— begin —

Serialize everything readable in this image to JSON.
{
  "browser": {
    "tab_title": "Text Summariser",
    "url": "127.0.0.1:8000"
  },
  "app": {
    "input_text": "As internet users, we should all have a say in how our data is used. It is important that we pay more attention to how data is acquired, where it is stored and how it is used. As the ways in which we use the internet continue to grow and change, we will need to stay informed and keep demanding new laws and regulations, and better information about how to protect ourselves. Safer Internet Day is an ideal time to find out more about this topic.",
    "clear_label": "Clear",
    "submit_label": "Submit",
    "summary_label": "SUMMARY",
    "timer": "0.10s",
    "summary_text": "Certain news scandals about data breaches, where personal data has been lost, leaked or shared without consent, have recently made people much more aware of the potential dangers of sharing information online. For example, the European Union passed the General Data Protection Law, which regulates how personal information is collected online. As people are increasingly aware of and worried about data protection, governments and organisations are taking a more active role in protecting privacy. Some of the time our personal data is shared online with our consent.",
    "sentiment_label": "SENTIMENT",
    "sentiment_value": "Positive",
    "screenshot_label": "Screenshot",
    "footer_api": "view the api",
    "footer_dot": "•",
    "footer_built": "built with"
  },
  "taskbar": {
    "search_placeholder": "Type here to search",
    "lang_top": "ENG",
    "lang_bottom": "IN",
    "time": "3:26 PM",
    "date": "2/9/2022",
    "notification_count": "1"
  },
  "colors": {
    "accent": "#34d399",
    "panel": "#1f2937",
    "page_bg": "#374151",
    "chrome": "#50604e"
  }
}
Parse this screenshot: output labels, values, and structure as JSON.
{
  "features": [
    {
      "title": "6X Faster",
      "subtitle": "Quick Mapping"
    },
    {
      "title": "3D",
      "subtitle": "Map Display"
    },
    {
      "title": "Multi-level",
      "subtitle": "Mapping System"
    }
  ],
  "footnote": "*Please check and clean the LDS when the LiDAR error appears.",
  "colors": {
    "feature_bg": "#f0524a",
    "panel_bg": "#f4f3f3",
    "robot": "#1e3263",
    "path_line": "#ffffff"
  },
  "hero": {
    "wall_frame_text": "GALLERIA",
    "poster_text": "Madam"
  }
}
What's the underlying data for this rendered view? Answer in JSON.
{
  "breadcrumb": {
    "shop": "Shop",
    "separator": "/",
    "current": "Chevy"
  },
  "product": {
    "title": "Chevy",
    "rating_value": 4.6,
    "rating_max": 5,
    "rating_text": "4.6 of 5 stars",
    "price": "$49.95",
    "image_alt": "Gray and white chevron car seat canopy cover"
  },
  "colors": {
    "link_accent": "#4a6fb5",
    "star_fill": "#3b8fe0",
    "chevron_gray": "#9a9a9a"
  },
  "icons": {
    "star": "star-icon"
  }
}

— end —

Objective —
Set down the listing above in full, please, exactly as it appears.

Answer to the task —
Serialize everything readable in this image to JSON.
{
  "browser": {
    "tab_title": "Text Summariser",
    "url": "127.0.0.1:8000"
  },
  "app": {
    "input_text": "As internet users, we should all have a say in how our data is used. It is important that we pay more attention to how data is acquired, where it is stored and how it is used. As the ways in which we use the internet continue to grow and change, we will need to stay informed and keep demanding new laws and regulations, and better information about how to protect ourselves. Safer Internet Day is an ideal time to find out more about this topic.",
    "clear_label": "Clear",
    "submit_label": "Submit",
    "summary_label": "SUMMARY",
    "timer": "0.10s",
    "summary_text": "Certain news scandals about data breaches, where personal data has been lost, leaked or shared without consent, have recently made people much more aware of the potential dangers of sharing information online. For example, the European Union passed the General Data Protection Law, which regulates how personal information is collected online. As people are increasingly aware of and worried about data protection, governments and organisations are taking a more active role in protecting privacy. Some of the time our personal data is shared online with our consent.",
    "sentiment_label": "SENTIMENT",
    "sentiment_value": "Positive",
    "screenshot_label": "Screenshot",
    "footer_api": "view the api",
    "footer_dot": "•",
    "footer_built": "built with"
  },
  "taskbar": {
    "search_placeholder": "Type here to search",
    "lang_top": "ENG",
    "lang_bottom": "IN",
    "time": "3:26 PM",
    "date": "2/9/2022",
    "notification_count": "1"
  },
  "colors": {
    "accent": "#34d399",
    "panel": "#1f2937",
    "page_bg": "#374151",
    "chrome": "#50604e"
  }
}
Parse this screenshot: output labels, values, and structure as JSON.
{
  "features": [
    {
      "title": "6X Faster",
      "subtitle": "Quick Mapping"
    },
    {
      "title": "3D",
      "subtitle": "Map Display"
    },
    {
      "title": "Multi-level",
      "subtitle": "Mapping System"
    }
  ],
  "footnote": "*Please check and clean the LDS when the LiDAR error appears.",
  "colors": {
    "feature_bg": "#f0524a",
    "panel_bg": "#f4f3f3",
    "robot": "#1e3263",
    "path_line": "#ffffff"
  },
  "hero": {
    "wall_frame_text": "GALLERIA",
    "poster_text": "Madam"
  }
}
What's the underlying data for this rendered view? Answer in JSON.
{
  "breadcrumb": {
    "shop": "Shop",
    "separator": "/",
    "current": "Chevy"
  },
  "product": {
    "title": "Chevy",
    "rating_value": 4.6,
    "rating_max": 5,
    "rating_text": "4.6 of 5 stars",
    "price": "$49.95",
    "image_alt": "Gray and white chevron car seat canopy cover"
  },
  "colors": {
    "link_accent": "#4a6fb5",
    "star_fill": "#3b8fe0",
    "chevron_gray": "#9a9a9a"
  },
  "icons": {
    "star": "star-icon"
  }
}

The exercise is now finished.